Most of Armistice Day was at home.
The forecast had been rain, however, a clear fall day unfolded and I planted garlic. Pushing cloves into the ground with my thumb and index finger, I made two rows and covered them with mulch retrieved from the desiccated tomato patch. It doesn’t seem like much, it’s my first garlic planting ever. If it fails to winter I have plenty of seed to replant in the spring.
Had I been more prescient about the weather I would have spent more time outside: mowing, trimming oak trees and lilacs, clearing more of the garden, and burning the burn pile. Neighbors were mowing. The mother of young children piled up leaves from the deciduous trees at the end of a zip line portending great fun. Instead, I spent the morning cooking soup, soup broth, rice and a simple breakfast.
Leaves of scarlet kale were kissed by frost leaving a bitter and sweet flavor. I harvested the crowns and bagged the leaves to send to town for library workers. Usable kale remains in the garden. It will continue to grow with mild temperatures. Leaves of celery grow where I cut the bunches. There is plenty of celery in the ice box so I didn’t harvest them and won’t until dire cold is in the forecast. An earlier avatar of gardener wouldn’t have done anything in the garden during November.
I picked up provisions at the orchard: 15 pounds of Gold Rush apples, two gallons of apple cider, two pounds of frozen Montmorency cherries, packets of mulling spices and 10 note cards. Sara, Barb and I had a post-season conversation about gardening, Medicare and living in 2017.
The morning’s main accomplishment was clearing the ice box of aging greens by producing another couple gallons of vegetable broth. I lost count of how many quart jars of canned broth wait on pantry shelves. For lunch I ate a sliced apple with peanut butter.

— Extracted data —
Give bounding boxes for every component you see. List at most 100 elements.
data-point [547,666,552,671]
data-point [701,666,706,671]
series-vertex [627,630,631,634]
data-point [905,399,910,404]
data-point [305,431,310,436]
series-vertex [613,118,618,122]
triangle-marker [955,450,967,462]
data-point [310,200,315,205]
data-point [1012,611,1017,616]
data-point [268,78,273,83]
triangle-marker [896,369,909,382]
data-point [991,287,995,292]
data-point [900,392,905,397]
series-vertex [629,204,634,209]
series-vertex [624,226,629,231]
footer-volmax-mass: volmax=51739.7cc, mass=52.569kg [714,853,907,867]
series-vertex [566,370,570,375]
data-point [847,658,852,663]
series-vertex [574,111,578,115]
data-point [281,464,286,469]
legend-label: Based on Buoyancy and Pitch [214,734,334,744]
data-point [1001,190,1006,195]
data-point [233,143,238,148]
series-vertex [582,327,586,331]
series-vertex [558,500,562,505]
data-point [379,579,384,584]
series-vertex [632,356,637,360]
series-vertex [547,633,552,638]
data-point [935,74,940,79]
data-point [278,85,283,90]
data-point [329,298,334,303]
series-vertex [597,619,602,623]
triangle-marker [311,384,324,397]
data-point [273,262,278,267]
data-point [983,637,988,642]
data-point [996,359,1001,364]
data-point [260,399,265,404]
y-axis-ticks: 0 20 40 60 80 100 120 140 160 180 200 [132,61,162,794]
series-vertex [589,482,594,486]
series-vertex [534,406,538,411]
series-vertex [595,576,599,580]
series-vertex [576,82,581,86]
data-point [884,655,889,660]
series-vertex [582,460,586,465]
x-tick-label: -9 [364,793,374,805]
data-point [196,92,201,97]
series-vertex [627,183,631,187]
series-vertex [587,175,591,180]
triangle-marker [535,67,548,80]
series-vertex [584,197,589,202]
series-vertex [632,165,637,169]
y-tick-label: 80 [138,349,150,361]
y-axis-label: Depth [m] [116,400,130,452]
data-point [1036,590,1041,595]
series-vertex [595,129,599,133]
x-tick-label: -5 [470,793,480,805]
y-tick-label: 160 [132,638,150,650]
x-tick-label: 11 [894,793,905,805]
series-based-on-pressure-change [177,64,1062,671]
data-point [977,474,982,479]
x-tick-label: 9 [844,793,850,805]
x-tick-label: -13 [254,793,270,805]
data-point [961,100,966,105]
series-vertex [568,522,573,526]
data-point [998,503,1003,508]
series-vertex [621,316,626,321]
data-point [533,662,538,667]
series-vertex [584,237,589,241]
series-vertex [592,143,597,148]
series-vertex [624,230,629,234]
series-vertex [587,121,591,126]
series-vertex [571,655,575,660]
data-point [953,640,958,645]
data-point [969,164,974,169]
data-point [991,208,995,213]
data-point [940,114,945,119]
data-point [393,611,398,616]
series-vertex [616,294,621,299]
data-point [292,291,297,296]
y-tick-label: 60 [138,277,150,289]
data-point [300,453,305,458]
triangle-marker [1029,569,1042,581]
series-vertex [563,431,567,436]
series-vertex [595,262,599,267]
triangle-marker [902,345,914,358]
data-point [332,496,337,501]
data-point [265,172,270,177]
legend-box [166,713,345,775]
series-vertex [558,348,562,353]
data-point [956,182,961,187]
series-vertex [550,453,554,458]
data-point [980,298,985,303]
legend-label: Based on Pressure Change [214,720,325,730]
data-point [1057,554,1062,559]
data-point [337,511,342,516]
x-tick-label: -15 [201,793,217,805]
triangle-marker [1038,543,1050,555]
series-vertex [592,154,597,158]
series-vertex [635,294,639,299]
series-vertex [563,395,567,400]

— Action item —
List every item the writer picked up at the orchard in the Armistice Day text, with any quantity it gives.

— Task response —
- 15 pounds of Gold Rush apples
- two gallons of apple cider
- two pounds of frozen Montmorency cherries
- packets of mulling spices
- 10 note cards